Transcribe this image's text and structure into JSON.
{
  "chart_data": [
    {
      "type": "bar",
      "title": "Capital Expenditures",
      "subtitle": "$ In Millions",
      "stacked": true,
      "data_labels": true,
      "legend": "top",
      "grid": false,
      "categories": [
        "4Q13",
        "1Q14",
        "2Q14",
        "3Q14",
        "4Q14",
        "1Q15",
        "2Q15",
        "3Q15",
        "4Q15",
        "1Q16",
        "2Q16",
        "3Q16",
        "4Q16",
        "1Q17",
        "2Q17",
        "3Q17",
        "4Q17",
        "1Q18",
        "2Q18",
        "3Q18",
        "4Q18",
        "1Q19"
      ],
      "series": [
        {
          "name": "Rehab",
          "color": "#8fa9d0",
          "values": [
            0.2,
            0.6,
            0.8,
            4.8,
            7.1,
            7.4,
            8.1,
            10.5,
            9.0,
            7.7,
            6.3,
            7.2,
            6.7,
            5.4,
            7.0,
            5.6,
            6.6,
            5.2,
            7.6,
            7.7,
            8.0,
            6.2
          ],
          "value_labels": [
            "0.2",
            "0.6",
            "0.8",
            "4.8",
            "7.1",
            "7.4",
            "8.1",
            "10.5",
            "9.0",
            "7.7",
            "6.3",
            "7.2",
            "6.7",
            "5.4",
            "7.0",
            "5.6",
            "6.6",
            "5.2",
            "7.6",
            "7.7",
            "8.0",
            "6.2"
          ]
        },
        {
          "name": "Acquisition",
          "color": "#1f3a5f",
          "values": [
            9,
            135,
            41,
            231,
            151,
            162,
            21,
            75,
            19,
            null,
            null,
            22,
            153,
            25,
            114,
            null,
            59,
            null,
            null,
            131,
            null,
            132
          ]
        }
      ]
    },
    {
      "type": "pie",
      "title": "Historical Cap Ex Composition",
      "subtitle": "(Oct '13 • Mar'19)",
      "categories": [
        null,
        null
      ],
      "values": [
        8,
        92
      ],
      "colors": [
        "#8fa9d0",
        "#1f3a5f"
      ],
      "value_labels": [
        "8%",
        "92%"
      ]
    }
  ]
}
----------------------------------------
TO BE DONE :: Exactly as shown, repeat every record.

RIGHT ANSWER ::
Transcribe this image's text and structure into JSON.
{
  "chart_data": [
    {
      "type": "bar",
      "title": "Capital Expenditures",
      "subtitle": "$ In Millions",
      "stacked": true,
      "data_labels": true,
      "legend": "top",
      "grid": false,
      "categories": [
        "4Q13",
        "1Q14",
        "2Q14",
        "3Q14",
        "4Q14",
        "1Q15",
        "2Q15",
        "3Q15",
        "4Q15",
        "1Q16",
        "2Q16",
        "3Q16",
        "4Q16",
        "1Q17",
        "2Q17",
        "3Q17",
        "4Q17",
        "1Q18",
        "2Q18",
        "3Q18",
        "4Q18",
        "1Q19"
      ],
      "series": [
        {
          "name": "Rehab",
          "color": "#8fa9d0",
          "values": [
            0.2,
            0.6,
            0.8,
            4.8,
            7.1,
            7.4,
            8.1,
            10.5,
            9.0,
            7.7,
            6.3,
            7.2,
            6.7,
            5.4,
            7.0,
            5.6,
            6.6,
            5.2,
            7.6,
            7.7,
            8.0,
            6.2
          ],
          "value_labels": [
            "0.2",
            "0.6",
            "0.8",
            "4.8",
            "7.1",
            "7.4",
            "8.1",
            "10.5",
            "9.0",
            "7.7",
            "6.3",
            "7.2",
            "6.7",
            "5.4",
            "7.0",
            "5.6",
            "6.6",
            "5.2",
            "7.6",
            "7.7",
            "8.0",
            "6.2"
          ]
        },
        {
          "name": "Acquisition",
          "color": "#1f3a5f",
          "values": [
            9,
            135,
            41,
            231,
            151,
            162,
            21,
            75,
            19,
            null,
            null,
            22,
            153,
            25,
            114,
            null,
            59,
            null,
            null,
            131,
            null,
            132
          ]
        }
      ]
    },
    {
      "type": "pie",
      "title": "Historical Cap Ex Composition",
      "subtitle": "(Oct '13 • Mar'19)",
      "categories": [
        null,
        null
      ],
      "values": [
        8,
        92
      ],
      "colors": [
        "#8fa9d0",
        "#1f3a5f"
      ],
      "value_labels": [
        "8%",
        "92%"
      ]
    }
  ]
}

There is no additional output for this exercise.